[Stored records]

>> start

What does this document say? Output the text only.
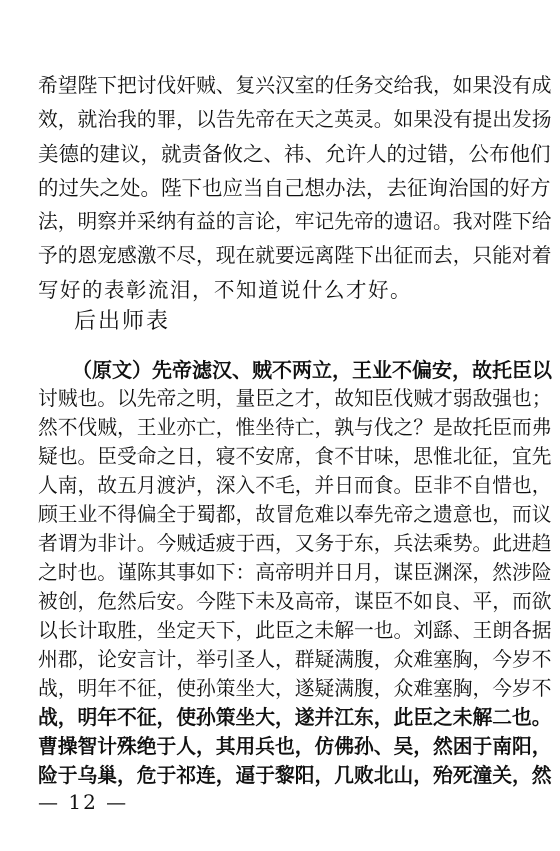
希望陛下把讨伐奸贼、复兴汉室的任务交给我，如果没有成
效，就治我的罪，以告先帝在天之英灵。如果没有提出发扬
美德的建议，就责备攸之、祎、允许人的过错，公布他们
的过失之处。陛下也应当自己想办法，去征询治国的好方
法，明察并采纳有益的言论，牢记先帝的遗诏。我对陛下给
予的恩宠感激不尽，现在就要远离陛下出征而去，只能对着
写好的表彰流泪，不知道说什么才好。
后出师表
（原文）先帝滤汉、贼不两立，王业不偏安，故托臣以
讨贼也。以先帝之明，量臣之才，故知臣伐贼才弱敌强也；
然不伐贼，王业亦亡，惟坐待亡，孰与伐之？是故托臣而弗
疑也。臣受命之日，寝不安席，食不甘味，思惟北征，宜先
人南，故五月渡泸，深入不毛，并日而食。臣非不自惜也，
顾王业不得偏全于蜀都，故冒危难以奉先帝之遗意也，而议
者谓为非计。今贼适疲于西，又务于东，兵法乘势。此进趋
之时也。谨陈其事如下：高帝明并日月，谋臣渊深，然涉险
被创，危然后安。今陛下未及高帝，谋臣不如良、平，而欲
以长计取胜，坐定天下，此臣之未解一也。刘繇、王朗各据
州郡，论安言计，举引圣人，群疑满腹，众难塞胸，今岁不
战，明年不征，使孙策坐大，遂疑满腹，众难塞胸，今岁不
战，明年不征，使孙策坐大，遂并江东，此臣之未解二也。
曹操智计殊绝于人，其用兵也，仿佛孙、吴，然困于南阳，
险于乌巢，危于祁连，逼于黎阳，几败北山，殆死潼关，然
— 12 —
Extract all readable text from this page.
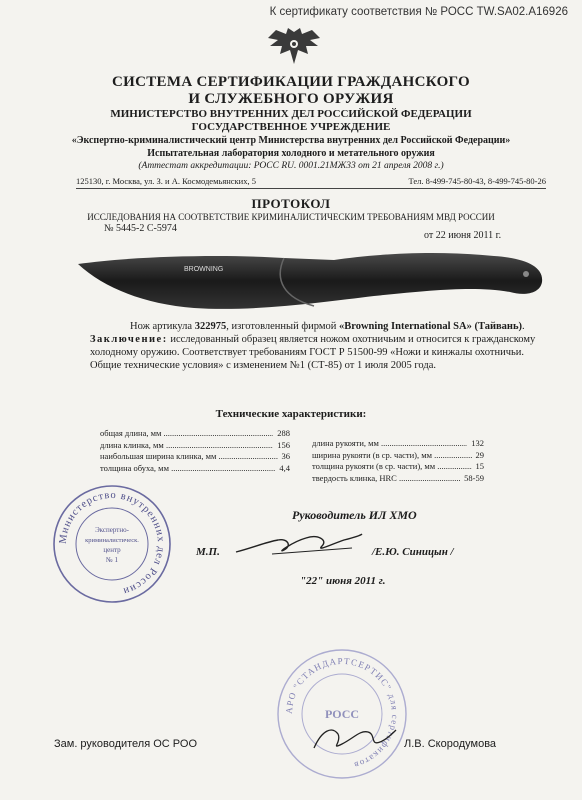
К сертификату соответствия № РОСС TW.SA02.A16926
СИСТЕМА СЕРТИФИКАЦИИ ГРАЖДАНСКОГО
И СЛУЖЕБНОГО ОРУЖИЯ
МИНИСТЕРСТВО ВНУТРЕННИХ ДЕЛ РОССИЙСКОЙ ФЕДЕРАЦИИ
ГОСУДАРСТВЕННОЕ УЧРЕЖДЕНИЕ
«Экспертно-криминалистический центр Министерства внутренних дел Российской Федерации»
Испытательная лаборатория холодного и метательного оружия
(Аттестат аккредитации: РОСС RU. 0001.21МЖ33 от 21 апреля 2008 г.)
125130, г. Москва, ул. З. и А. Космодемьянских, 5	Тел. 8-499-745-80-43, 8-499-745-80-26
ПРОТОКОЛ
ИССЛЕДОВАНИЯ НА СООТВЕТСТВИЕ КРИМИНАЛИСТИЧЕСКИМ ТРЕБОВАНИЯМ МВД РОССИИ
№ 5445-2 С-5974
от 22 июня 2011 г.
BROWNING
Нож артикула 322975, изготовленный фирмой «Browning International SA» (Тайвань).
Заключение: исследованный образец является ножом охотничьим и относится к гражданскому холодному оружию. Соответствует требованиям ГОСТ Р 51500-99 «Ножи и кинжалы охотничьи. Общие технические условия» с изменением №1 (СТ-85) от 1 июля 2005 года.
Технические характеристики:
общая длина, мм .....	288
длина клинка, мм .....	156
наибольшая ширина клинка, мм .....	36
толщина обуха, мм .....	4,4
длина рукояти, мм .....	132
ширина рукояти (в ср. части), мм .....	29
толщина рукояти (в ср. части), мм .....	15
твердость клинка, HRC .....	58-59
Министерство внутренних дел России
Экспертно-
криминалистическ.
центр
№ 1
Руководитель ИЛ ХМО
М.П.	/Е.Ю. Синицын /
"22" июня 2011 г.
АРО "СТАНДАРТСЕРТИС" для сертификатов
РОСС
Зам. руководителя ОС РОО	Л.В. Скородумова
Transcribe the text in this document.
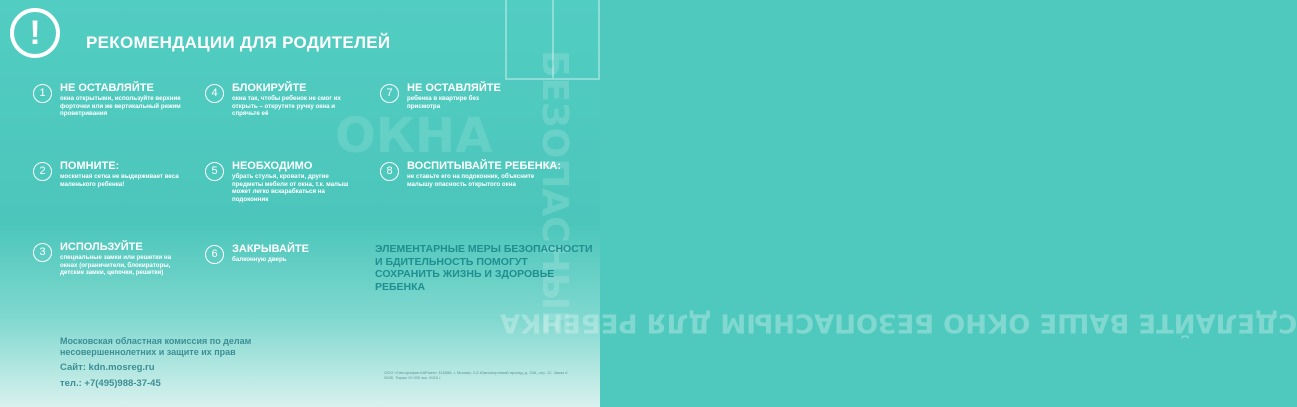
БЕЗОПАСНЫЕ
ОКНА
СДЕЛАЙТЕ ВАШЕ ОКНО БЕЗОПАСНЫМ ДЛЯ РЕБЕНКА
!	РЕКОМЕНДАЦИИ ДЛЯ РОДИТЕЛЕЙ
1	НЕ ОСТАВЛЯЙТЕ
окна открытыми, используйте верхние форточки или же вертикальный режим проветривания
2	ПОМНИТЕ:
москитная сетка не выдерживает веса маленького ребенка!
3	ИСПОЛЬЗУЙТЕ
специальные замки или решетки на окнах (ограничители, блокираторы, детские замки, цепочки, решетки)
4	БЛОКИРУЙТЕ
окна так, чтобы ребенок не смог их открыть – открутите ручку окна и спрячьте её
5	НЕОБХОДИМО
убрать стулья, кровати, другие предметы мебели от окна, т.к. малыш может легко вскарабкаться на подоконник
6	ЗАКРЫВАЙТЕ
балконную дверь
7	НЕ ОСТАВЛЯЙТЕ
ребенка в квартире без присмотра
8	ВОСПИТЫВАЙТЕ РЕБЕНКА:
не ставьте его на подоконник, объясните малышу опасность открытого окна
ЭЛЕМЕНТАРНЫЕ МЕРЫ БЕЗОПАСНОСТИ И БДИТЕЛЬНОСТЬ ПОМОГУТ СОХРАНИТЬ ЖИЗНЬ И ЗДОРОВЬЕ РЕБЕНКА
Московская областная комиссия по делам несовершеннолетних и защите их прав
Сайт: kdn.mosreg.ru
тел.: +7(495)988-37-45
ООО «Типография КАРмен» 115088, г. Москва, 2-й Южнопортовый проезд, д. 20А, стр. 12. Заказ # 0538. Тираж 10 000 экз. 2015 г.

>> end

Exercise goal: Your job is to transcribe the entries above exactly; skip the pictures.

Output of the task:
What does this document say? Output the text only.
希望陛下把讨伐奸贼、复兴汉室的任务交给我，如果没有成
效，就治我的罪，以告先帝在天之英灵。如果没有提出发扬
美德的建议，就责备攸之、祎、允许人的过错，公布他们
的过失之处。陛下也应当自己想办法，去征询治国的好方
法，明察并采纳有益的言论，牢记先帝的遗诏。我对陛下给
予的恩宠感激不尽，现在就要远离陛下出征而去，只能对着
写好的表彰流泪，不知道说什么才好。
后出师表
（原文）先帝滤汉、贼不两立，王业不偏安，故托臣以
讨贼也。以先帝之明，量臣之才，故知臣伐贼才弱敌强也；
然不伐贼，王业亦亡，惟坐待亡，孰与伐之？是故托臣而弗
疑也。臣受命之日，寝不安席，食不甘味，思惟北征，宜先
人南，故五月渡泸，深入不毛，并日而食。臣非不自惜也，
顾王业不得偏全于蜀都，故冒危难以奉先帝之遗意也，而议
者谓为非计。今贼适疲于西，又务于东，兵法乘势。此进趋
之时也。谨陈其事如下：高帝明并日月，谋臣渊深，然涉险
被创，危然后安。今陛下未及高帝，谋臣不如良、平，而欲
以长计取胜，坐定天下，此臣之未解一也。刘繇、王朗各据
州郡，论安言计，举引圣人，群疑满腹，众难塞胸，今岁不
战，明年不征，使孙策坐大，遂疑满腹，众难塞胸，今岁不
战，明年不征，使孙策坐大，遂并江东，此臣之未解二也。
曹操智计殊绝于人，其用兵也，仿佛孙、吴，然困于南阳，
险于乌巢，危于祁连，逼于黎阳，几败北山，殆死潼关，然
— 12 —
Extract all readable text from this page.
К сертификату соответствия № РОСС TW.SA02.A16926
СИСТЕМА СЕРТИФИКАЦИИ ГРАЖДАНСКОГО
И СЛУЖЕБНОГО ОРУЖИЯ
МИНИСТЕРСТВО ВНУТРЕННИХ ДЕЛ РОССИЙСКОЙ ФЕДЕРАЦИИ
ГОСУДАРСТВЕННОЕ УЧРЕЖДЕНИЕ
«Экспертно-криминалистический центр Министерства внутренних дел Российской Федерации»
Испытательная лаборатория холодного и метательного оружия
(Аттестат аккредитации: РОСС RU. 0001.21МЖ33 от 21 апреля 2008 г.)
125130, г. Москва, ул. З. и А. Космодемьянских, 5	Тел. 8-499-745-80-43, 8-499-745-80-26
ПРОТОКОЛ
ИССЛЕДОВАНИЯ НА СООТВЕТСТВИЕ КРИМИНАЛИСТИЧЕСКИМ ТРЕБОВАНИЯМ МВД РОССИИ
№ 5445-2 С-5974
от 22 июня 2011 г.
BROWNING
Нож артикула 322975, изготовленный фирмой «Browning International SA» (Тайвань).
Заключение: исследованный образец является ножом охотничьим и относится к гражданскому холодному оружию. Соответствует требованиям ГОСТ Р 51500-99 «Ножи и кинжалы охотничьи. Общие технические условия» с изменением №1 (СТ-85) от 1 июля 2005 года.
Технические характеристики:
общая длина, мм .....	288
длина клинка, мм .....	156
наибольшая ширина клинка, мм .....	36
толщина обуха, мм .....	4,4
длина рукояти, мм .....	132
ширина рукояти (в ср. части), мм .....	29
толщина рукояти (в ср. части), мм .....	15
твердость клинка, HRC .....	58-59
Министерство внутренних дел России
Экспертно-
криминалистическ.
центр
№ 1
Руководитель ИЛ ХМО
М.П.	/Е.Ю. Синицын /
"22" июня 2011 г.
АРО "СТАНДАРТСЕРТИС" для сертификатов
РОСС
Зам. руководителя ОС РОО	Л.В. Скородумова
Transcribe the text in this document.
БЕЗОПАСНЫЕ
ОКНА
СДЕЛАЙТЕ ВАШЕ ОКНО БЕЗОПАСНЫМ ДЛЯ РЕБЕНКА
!	РЕКОМЕНДАЦИИ ДЛЯ РОДИТЕЛЕЙ
1	НЕ ОСТАВЛЯЙТЕ
окна открытыми, используйте верхние форточки или же вертикальный режим проветривания
2	ПОМНИТЕ:
москитная сетка не выдерживает веса маленького ребенка!
3	ИСПОЛЬЗУЙТЕ
специальные замки или решетки на окнах (ограничители, блокираторы, детские замки, цепочки, решетки)
4	БЛОКИРУЙТЕ
окна так, чтобы ребенок не смог их открыть – открутите ручку окна и спрячьте её
5	НЕОБХОДИМО
убрать стулья, кровати, другие предметы мебели от окна, т.к. малыш может легко вскарабкаться на подоконник
6	ЗАКРЫВАЙТЕ
балконную дверь
7	НЕ ОСТАВЛЯЙТЕ
ребенка в квартире без присмотра
8	ВОСПИТЫВАЙТЕ РЕБЕНКА:
не ставьте его на подоконник, объясните малышу опасность открытого окна
ЭЛЕМЕНТАРНЫЕ МЕРЫ БЕЗОПАСНОСТИ И БДИТЕЛЬНОСТЬ ПОМОГУТ СОХРАНИТЬ ЖИЗНЬ И ЗДОРОВЬЕ РЕБЕНКА
Московская областная комиссия по делам несовершеннолетних и защите их прав
Сайт: kdn.mosreg.ru
тел.: +7(495)988-37-45
ООО «Типография КАРмен» 115088, г. Москва, 2-й Южнопортовый проезд, д. 20А, стр. 12. Заказ # 0538. Тираж 10 000 экз. 2015 г.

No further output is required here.